• _MATERIAL FOR THE TASK_
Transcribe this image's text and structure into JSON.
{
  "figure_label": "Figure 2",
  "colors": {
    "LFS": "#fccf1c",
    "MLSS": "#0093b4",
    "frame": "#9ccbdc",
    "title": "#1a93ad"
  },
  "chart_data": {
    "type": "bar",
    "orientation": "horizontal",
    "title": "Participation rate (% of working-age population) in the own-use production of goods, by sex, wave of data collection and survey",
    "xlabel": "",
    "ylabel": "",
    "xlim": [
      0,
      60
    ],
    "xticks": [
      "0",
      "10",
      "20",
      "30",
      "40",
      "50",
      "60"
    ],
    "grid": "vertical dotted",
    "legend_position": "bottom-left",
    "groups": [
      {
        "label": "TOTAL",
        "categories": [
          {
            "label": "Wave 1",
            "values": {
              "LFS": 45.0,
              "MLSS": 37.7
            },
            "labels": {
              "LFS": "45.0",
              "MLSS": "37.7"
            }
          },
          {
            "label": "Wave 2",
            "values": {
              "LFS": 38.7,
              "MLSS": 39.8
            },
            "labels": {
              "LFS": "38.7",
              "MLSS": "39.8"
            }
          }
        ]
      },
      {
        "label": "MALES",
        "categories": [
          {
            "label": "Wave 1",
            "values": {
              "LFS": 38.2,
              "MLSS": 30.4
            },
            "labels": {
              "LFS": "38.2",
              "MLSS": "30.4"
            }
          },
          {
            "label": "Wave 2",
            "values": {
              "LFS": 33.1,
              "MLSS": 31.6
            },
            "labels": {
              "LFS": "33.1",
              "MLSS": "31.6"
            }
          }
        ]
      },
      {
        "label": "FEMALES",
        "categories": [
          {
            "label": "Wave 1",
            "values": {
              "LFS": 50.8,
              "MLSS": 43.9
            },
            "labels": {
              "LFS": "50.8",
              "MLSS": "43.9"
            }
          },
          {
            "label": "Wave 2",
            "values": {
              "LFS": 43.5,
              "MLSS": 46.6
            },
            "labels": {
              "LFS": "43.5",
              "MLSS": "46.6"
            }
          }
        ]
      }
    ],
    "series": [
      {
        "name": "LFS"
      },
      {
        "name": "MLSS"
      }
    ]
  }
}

• _STATED TASK_
Write out all the data again, exactly as it appears.

• _ANSWER TO THIS EXERCISE_
Transcribe this image's text and structure into JSON.
{
  "figure_label": "Figure 2",
  "colors": {
    "LFS": "#fccf1c",
    "MLSS": "#0093b4",
    "frame": "#9ccbdc",
    "title": "#1a93ad"
  },
  "chart_data": {
    "type": "bar",
    "orientation": "horizontal",
    "title": "Participation rate (% of working-age population) in the own-use production of goods, by sex, wave of data collection and survey",
    "xlabel": "",
    "ylabel": "",
    "xlim": [
      0,
      60
    ],
    "xticks": [
      "0",
      "10",
      "20",
      "30",
      "40",
      "50",
      "60"
    ],
    "grid": "vertical dotted",
    "legend_position": "bottom-left",
    "groups": [
      {
        "label": "TOTAL",
        "categories": [
          {
            "label": "Wave 1",
            "values": {
              "LFS": 45.0,
              "MLSS": 37.7
            },
            "labels": {
              "LFS": "45.0",
              "MLSS": "37.7"
            }
          },
          {
            "label": "Wave 2",
            "values": {
              "LFS": 38.7,
              "MLSS": 39.8
            },
            "labels": {
              "LFS": "38.7",
              "MLSS": "39.8"
            }
          }
        ]
      },
      {
        "label": "MALES",
        "categories": [
          {
            "label": "Wave 1",
            "values": {
              "LFS": 38.2,
              "MLSS": 30.4
            },
            "labels": {
              "LFS": "38.2",
              "MLSS": "30.4"
            }
          },
          {
            "label": "Wave 2",
            "values": {
              "LFS": 33.1,
              "MLSS": 31.6
            },
            "labels": {
              "LFS": "33.1",
              "MLSS": "31.6"
            }
          }
        ]
      },
      {
        "label": "FEMALES",
        "categories": [
          {
            "label": "Wave 1",
            "values": {
              "LFS": 50.8,
              "MLSS": 43.9
            },
            "labels": {
              "LFS": "50.8",
              "MLSS": "43.9"
            }
          },
          {
            "label": "Wave 2",
            "values": {
              "LFS": 43.5,
              "MLSS": 46.6
            },
            "labels": {
              "LFS": "43.5",
              "MLSS": "46.6"
            }
          }
        ]
      }
    ],
    "series": [
      {
        "name": "LFS"
      },
      {
        "name": "MLSS"
      }
    ]
  }
}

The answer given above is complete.